Dataset entries on figures:
--- START ---

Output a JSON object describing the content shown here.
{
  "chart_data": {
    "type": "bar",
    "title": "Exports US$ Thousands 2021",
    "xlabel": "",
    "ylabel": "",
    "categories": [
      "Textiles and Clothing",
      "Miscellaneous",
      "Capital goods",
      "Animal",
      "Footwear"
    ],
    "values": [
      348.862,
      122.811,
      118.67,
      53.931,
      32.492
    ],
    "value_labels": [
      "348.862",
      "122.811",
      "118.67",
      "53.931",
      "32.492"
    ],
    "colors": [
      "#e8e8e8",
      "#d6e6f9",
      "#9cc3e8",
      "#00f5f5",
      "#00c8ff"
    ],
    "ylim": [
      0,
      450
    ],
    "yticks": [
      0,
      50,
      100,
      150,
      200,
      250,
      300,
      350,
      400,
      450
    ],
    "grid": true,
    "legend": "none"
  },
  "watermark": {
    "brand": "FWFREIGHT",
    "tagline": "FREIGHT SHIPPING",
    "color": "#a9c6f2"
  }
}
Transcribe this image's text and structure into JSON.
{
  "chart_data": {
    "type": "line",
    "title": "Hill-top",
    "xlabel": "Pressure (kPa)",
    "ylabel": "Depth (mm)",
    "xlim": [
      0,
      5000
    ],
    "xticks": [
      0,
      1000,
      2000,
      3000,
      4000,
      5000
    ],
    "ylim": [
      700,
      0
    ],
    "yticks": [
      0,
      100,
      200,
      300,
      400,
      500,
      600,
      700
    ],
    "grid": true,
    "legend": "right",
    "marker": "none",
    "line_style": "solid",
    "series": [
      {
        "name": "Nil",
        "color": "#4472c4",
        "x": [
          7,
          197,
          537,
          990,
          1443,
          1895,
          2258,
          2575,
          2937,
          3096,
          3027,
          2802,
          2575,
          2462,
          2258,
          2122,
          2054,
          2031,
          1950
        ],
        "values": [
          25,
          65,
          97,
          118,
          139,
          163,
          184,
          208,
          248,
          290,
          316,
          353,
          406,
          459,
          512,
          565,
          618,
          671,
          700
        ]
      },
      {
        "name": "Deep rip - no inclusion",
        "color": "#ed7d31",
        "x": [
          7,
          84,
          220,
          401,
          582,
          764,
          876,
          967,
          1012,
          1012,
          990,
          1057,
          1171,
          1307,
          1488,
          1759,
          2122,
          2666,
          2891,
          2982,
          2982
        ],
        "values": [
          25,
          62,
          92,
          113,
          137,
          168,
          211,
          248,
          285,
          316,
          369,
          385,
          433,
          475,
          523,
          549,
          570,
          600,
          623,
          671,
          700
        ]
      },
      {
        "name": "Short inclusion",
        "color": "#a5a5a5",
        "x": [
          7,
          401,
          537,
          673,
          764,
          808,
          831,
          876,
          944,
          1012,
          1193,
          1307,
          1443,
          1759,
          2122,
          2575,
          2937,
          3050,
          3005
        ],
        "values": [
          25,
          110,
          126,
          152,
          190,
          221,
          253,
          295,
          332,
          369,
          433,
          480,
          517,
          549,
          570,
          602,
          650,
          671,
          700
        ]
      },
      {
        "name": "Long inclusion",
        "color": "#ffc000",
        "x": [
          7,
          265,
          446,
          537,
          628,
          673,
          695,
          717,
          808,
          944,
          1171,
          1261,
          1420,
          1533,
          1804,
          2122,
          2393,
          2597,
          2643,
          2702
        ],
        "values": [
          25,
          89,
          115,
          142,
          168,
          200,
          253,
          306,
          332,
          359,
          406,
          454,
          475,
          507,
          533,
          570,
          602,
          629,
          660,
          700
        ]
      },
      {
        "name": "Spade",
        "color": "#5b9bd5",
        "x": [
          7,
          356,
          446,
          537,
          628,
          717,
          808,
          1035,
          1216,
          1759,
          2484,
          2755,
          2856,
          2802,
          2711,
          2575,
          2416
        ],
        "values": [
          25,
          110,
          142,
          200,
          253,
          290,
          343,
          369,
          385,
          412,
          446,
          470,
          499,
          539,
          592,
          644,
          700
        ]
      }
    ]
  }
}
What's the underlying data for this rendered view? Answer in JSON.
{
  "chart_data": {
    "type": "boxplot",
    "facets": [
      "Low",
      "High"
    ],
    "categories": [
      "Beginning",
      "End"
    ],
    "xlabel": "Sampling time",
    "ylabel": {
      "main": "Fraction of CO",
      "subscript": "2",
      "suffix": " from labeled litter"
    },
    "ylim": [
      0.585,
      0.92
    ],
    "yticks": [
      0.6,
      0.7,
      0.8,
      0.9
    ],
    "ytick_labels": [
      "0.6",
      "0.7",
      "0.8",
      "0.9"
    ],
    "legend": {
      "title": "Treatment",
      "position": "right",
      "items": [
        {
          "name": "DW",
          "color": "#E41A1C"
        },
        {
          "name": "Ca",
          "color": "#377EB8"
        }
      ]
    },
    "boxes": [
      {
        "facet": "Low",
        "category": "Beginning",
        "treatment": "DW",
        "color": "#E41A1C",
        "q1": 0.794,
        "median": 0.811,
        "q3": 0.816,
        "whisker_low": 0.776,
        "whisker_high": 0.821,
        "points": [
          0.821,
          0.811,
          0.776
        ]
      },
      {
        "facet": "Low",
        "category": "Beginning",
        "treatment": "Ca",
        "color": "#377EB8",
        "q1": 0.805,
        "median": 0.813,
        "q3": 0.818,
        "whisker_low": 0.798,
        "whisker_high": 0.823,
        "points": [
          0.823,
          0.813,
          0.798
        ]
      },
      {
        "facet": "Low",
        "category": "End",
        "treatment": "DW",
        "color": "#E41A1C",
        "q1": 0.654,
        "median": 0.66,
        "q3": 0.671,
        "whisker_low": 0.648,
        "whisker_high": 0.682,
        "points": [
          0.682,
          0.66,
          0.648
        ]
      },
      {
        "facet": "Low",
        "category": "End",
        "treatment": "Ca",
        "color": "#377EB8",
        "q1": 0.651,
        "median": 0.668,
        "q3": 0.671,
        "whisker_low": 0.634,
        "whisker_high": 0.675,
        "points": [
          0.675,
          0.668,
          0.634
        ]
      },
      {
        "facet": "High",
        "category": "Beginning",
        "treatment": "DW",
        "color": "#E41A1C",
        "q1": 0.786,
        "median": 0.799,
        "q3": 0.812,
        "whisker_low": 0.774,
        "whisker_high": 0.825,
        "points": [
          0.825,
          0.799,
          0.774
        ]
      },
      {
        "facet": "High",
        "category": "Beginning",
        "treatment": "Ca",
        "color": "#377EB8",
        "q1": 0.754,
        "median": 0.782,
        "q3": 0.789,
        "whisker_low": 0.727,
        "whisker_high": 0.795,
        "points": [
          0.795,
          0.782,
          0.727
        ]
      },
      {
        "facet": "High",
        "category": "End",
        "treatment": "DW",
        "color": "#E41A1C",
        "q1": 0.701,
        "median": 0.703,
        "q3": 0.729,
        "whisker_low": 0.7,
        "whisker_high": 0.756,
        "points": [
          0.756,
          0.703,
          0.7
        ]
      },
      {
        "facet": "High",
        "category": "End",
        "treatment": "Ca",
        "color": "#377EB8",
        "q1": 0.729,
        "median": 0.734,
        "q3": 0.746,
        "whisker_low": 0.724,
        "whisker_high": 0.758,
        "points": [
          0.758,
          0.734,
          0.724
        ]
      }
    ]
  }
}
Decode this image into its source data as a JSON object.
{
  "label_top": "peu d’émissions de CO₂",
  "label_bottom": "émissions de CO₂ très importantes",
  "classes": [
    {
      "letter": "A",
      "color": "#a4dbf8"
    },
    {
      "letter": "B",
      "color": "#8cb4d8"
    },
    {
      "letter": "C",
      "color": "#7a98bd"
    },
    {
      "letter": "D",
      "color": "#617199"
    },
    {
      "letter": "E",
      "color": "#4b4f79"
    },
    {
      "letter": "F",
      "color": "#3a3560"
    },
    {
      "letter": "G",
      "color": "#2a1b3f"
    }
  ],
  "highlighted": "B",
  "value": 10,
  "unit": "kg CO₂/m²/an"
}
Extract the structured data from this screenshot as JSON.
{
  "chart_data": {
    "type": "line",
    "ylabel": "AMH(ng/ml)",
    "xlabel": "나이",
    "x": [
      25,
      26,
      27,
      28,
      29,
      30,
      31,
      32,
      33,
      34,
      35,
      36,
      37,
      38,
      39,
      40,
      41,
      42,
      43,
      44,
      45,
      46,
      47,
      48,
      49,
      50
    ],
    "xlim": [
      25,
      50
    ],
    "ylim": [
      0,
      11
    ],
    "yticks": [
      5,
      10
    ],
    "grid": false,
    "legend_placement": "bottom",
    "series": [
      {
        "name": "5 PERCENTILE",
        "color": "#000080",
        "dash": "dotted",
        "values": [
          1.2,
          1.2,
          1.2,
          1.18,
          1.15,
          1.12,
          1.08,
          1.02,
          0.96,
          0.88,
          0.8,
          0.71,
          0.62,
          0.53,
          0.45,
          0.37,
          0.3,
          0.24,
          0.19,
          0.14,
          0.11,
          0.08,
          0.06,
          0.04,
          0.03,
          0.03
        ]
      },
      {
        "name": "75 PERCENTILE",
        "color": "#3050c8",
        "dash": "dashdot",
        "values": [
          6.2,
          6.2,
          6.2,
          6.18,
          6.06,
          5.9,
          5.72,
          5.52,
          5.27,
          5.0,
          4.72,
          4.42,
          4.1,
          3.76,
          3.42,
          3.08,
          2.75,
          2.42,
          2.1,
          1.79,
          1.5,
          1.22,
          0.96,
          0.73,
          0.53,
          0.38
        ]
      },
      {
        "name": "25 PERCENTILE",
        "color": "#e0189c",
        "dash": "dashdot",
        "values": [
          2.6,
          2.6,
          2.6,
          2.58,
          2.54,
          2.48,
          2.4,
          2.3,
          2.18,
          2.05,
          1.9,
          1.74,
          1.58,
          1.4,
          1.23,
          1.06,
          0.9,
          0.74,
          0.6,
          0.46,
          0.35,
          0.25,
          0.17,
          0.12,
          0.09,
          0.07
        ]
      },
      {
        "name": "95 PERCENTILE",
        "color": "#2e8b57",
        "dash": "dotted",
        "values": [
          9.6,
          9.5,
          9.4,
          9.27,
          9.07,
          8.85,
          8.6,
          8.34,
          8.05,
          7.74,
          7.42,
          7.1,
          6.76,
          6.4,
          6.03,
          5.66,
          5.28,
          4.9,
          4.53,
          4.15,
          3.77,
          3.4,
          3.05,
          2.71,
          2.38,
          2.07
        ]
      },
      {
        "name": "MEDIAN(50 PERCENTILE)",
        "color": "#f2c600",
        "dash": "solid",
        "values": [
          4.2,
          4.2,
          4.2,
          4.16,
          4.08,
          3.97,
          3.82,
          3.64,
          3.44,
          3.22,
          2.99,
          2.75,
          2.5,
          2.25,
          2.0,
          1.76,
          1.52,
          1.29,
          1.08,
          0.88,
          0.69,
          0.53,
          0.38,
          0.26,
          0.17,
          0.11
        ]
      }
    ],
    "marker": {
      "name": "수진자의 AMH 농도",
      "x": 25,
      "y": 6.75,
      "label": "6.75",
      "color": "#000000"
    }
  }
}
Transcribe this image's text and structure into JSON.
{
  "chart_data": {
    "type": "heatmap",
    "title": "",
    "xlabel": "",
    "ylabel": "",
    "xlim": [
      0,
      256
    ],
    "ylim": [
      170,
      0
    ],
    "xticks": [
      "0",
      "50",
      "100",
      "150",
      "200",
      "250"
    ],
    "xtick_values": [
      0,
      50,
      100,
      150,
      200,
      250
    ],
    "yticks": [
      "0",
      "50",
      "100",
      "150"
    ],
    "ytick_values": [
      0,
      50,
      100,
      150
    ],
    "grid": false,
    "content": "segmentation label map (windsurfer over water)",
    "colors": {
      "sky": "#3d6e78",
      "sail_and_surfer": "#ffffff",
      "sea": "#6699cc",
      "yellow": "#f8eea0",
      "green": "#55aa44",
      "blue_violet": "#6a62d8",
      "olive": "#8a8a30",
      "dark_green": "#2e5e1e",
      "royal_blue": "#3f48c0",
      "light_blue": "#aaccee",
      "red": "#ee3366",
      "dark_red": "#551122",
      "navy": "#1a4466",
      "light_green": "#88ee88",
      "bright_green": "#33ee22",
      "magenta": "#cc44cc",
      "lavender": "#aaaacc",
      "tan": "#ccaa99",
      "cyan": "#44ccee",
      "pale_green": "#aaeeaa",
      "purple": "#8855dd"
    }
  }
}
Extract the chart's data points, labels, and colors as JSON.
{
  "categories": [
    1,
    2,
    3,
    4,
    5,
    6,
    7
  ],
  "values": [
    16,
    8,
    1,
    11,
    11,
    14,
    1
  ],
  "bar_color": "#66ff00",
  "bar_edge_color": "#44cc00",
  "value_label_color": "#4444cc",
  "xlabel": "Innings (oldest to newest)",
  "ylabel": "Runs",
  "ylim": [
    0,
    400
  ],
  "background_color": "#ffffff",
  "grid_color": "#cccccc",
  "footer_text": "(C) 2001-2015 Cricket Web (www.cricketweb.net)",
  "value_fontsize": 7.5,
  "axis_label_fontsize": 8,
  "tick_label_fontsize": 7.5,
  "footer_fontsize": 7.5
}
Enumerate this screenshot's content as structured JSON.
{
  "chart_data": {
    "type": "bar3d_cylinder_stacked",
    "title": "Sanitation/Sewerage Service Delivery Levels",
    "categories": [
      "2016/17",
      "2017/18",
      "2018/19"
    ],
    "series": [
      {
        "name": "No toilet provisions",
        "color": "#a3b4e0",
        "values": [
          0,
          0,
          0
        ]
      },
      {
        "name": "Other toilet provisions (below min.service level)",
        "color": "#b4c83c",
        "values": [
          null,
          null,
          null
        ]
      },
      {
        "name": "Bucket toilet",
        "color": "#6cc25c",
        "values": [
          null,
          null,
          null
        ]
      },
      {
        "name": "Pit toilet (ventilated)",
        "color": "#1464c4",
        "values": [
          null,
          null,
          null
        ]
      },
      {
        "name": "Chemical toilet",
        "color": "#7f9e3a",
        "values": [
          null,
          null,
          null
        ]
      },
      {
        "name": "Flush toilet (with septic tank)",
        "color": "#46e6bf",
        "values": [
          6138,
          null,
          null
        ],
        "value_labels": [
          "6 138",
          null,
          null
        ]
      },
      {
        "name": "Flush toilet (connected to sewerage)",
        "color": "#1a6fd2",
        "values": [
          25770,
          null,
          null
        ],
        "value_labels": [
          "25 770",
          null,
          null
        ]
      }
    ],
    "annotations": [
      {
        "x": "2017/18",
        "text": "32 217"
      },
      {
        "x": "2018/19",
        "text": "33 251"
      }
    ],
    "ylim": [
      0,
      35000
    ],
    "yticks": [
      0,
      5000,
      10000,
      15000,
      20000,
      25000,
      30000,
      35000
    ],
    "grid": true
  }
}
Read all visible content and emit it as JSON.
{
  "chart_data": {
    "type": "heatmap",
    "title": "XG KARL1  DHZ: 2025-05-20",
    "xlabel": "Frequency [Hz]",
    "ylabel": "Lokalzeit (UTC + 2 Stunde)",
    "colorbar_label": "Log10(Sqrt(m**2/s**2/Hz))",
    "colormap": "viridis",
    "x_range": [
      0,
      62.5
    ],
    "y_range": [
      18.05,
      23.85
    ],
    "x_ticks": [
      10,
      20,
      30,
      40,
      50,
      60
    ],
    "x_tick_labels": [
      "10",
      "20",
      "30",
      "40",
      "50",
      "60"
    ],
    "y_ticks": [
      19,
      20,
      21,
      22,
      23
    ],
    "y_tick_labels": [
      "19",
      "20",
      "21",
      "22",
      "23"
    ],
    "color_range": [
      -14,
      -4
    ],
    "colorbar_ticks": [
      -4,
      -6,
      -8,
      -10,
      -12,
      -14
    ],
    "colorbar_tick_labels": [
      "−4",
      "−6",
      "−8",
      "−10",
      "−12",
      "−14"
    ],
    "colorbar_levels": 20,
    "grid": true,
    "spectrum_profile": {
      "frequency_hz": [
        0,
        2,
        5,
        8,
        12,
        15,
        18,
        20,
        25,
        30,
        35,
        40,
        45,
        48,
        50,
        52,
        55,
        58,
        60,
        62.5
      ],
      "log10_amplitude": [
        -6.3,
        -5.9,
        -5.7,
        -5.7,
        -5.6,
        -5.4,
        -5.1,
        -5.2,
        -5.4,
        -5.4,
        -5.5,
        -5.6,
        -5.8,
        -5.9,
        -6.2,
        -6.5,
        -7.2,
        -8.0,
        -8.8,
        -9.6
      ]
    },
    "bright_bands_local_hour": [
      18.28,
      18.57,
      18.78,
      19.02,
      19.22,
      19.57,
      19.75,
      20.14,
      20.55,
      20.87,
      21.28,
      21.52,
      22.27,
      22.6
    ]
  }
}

--- END ---

Job -> Go through the entries and return each line where the word "object" appears.

Exercise solution ->
Output a JSON object describing the content shown here.
Decode this image into its source data as a JSON object.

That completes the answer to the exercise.